• _Work to complete_
1. List every product from the school fundraiser catalogs that the fundraiser essay names.
2. Answer from the fundraiser essay:
(a) What job was Tom unable to hold?
(b) What did Tom hand out at Halloween in college?
(c) Where does the writer plan to suggest a bucket o'ciggies?
3. Print the part of the fundraiser essay starting at "And therein lies" and ending at "to sell anything).".

• _Text extract_

====================

I’m terrible at selling: I don’t even like to get a receipt when I drop off stuff at Goodwill, because it feels too much like I’m engaging in some sort of a “transaction”. In fact, probably the only person in the whole world who is worse at selling than I am is my friend Tom, who is such an inept salesman that he couldn’t even hold a job at the local theater’s concession stand, a place that comes with a built-in client base. (It seems that every time some poor kid would try to buy a box of overpriced candy, Tom would lean back, shake his head mournfully and say, “You don’t really want to buy that do you? It’s terrible.” Before you start to make assumptions about Tom’s noble quest to save the youth of America from dangerous chemicals and preservatives, you must know this: in college he also used to hand out unfiltered Camel cigarettes at Halloween.)

Some people just aren’t cut out for sales, and I count myself to be among them. But that’s ok: everyone has their limits, and I know this is one of mine. (For the record, Tom is not now involved in either sales or public health education). How is it then, that even with knowing this about myself; even after spending years avoiding the high school salesgirl job at The Gap, the college salesgirl job pushing magazine subscriptions door-to-door, and the twentysomething salesgirl job working at the local call center, I now find myself up to my neck in the retail biz? Two words: school fundraiser.

I know: it’s supposed to be the child who is selling the products, but let’s get real–how many 9-year-olds do you know who can count amongst their inner circle the type of person who wants a talking “Battlefields of the Civil War” picture frame or a tin of carob-covered Hanukkah pretzels? Realistically, it is the parents who end up schlepping these catalogs around to playdates, offices and book clubs, always on the lookout for someone gullible enough to believe that there actually exists a wrapping paper that is worth $12 a sheet.

And therein lies the real rub: it is not so much that our children’s schools are “encouraging” us to sell-sell-sell, it’s that what they’re “encouraging” us to sell-sell-sell is such crap-crap-crap. After all, I don’t mind helping Clementine with her yearly Girl Scout cookie sales: with those babies you are not so much a salesman as a dealer (the problem isn’t getting people to buy them, it’s getting people to stop coming over to your house at midnight trying to get their thin mint fix). As far as the school catalog products are concerned, though–well, let’s just say I would have better luck (and feel less guilt) if I was trying to convince people to help me collect my Nigerian lottery winnings than I do trying to convince them to buy something called a bucket o’pizza. (In my experience, unless the third word is beer, bucket o’ has never helped to sell anything).

Actually, though, judging by Tom’s popularity with the neighborhood children (if not their parents), maybe a bucket o’ciggies wouldn’t be such a bad fundraiser–they might even give the Girl Scouts a run for their money. Maybe I’ll suggest it at the next PTA meeting–if nothing else, I’m sure it will get me out of being asked to sell anything ever again.

====================

• _Data excerpts_
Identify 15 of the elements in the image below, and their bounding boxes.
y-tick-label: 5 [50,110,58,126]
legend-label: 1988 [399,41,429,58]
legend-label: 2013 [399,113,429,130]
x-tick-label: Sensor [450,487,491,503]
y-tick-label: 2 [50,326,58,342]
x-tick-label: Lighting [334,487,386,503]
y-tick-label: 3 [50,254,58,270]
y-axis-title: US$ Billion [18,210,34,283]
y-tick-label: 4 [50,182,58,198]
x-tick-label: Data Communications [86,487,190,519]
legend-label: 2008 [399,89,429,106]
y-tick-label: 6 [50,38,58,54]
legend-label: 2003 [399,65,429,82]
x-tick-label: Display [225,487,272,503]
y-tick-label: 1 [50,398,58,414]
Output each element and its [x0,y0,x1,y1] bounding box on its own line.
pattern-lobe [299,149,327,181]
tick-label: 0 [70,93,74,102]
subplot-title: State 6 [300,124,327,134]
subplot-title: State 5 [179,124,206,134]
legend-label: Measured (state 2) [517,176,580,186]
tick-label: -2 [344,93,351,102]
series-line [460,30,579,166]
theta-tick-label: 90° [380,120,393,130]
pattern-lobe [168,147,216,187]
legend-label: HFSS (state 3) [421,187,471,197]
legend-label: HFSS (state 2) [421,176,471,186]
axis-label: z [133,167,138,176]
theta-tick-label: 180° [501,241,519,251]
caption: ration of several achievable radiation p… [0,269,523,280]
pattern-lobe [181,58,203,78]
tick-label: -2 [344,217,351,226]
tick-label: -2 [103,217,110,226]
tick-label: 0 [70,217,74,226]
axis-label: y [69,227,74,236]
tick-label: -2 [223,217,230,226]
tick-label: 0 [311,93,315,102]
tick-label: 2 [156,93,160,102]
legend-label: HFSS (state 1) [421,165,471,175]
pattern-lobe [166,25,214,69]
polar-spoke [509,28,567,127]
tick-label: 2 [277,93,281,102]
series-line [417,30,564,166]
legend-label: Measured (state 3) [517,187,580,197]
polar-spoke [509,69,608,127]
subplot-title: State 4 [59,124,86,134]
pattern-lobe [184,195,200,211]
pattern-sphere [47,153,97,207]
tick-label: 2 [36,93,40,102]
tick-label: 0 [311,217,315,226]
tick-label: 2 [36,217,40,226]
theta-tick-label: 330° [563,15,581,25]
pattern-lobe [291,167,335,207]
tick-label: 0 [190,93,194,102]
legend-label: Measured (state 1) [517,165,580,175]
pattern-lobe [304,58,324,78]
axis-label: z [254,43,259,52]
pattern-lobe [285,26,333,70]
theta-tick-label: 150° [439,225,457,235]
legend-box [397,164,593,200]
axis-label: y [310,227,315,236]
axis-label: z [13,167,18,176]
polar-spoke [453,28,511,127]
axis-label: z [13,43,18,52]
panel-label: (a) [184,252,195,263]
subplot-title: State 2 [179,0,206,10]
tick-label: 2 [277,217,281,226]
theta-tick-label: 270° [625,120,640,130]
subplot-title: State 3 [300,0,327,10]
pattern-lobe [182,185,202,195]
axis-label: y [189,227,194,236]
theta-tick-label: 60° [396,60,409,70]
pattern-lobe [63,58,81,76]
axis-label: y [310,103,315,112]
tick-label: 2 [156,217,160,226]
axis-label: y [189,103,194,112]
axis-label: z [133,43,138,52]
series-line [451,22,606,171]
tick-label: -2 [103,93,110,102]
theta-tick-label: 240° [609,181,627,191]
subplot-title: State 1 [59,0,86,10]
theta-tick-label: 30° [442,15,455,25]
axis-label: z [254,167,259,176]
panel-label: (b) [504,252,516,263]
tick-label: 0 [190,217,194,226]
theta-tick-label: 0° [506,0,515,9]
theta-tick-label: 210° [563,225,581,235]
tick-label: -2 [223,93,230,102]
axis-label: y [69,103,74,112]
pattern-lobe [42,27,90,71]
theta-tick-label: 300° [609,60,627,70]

====================

• _Results by task_
1.
- A talking "Battlefields of the Civil War" picture frame
- A tin of carob-covered Hanukkah pretzels
- Wrapping paper at $12 a sheet
- A bucket o'pizza

2.
(a) A job at the local theater's concession stand
(b) Unfiltered Camel cigarettes
(c) At the next PTA meeting

3.
And therein lies the real rub: it is not so much that our children’s schools are “encouraging” us to sell-sell-sell, it’s that what they’re “encouraging” us to sell-sell-sell is such crap-crap-crap. After all, I don’t mind helping Clementine with her yearly Girl Scout cookie sales: with those babies you are not so much a salesman as a dealer (the problem isn’t getting people to buy them, it’s getting people to stop coming over to your house at midnight trying to get their thin mint fix). As far as the school catalog products are concerned, though–well, let’s just say I would have better luck (and feel less guilt) if I was trying to convince people to help me collect my Nigerian lottery winnings than I do trying to convince them to buy something called a bucket o’pizza. (In my experience, unless the third word is beer, bucket o’ has never helped to sell anything).